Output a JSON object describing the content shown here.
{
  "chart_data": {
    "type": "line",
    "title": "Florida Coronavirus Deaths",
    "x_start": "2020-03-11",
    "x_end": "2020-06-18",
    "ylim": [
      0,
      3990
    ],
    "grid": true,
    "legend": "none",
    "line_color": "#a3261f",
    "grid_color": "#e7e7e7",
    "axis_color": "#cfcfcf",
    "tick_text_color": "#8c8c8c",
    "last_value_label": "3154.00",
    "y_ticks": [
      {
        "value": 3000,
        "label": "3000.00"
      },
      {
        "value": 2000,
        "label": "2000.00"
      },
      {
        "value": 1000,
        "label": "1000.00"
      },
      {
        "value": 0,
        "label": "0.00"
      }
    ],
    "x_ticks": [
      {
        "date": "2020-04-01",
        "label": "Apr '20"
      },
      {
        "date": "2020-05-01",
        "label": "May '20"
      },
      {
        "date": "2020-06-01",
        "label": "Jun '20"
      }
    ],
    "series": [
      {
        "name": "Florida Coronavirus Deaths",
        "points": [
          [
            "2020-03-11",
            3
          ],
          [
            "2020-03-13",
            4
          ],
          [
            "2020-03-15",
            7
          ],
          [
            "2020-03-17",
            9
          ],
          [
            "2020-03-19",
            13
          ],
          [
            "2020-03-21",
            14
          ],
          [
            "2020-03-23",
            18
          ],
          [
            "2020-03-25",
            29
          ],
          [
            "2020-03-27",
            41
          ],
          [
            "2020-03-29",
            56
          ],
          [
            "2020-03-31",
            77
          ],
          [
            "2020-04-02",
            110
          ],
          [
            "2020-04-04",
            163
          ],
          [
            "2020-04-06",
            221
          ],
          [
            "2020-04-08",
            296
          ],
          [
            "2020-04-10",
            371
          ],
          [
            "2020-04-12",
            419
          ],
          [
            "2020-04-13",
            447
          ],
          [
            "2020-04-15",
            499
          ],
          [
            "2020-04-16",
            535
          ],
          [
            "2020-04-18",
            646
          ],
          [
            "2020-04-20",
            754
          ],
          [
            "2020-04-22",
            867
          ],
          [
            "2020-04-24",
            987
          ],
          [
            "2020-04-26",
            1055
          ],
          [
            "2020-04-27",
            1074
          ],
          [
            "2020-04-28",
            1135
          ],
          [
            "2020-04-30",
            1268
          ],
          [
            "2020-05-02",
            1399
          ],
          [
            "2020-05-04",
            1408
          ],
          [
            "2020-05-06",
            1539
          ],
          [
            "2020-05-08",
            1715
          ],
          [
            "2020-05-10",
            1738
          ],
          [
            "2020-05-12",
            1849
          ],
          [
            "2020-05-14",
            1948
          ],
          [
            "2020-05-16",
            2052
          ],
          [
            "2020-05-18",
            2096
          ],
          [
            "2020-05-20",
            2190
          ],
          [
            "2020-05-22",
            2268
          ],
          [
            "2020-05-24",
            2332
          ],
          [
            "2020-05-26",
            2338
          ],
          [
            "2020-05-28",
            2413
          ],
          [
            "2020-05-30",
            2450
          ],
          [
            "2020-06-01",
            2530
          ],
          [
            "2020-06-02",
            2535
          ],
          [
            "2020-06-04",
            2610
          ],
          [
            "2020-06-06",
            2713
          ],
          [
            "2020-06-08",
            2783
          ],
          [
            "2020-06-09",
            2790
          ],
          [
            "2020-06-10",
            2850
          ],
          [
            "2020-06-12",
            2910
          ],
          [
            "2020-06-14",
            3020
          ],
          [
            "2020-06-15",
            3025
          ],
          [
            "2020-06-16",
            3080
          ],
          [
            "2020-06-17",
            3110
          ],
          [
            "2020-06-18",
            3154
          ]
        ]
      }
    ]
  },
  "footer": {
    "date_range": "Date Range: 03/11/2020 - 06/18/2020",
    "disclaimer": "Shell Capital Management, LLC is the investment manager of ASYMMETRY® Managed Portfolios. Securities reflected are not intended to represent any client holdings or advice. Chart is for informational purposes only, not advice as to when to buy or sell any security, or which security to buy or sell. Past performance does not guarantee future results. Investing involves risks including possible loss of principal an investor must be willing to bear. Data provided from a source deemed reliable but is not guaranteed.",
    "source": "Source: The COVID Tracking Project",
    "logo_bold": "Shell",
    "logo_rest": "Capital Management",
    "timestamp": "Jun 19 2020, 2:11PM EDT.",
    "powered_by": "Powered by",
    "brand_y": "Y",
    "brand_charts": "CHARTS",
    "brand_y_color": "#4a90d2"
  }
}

AIM OF THE EXERCISE →
Across the whole listing above, report each line that includes "Capital".

FINISHED TASK →
    "disclaimer": "Shell Capital Management, LLC is the investment manager of ASYMMETRY® Managed Portfolios. Securities reflected are not intended to represent any client holdings or advice. Chart is for informational purposes only, not advice as to when to buy or sell any security, or which security to buy or sell. Past performance does not guarantee future results. Investing involves risks including possible loss of principal an investor must be willing to bear. Data provided from a source deemed reliable but is not guaranteed.",
    "logo_rest": "Capital Management",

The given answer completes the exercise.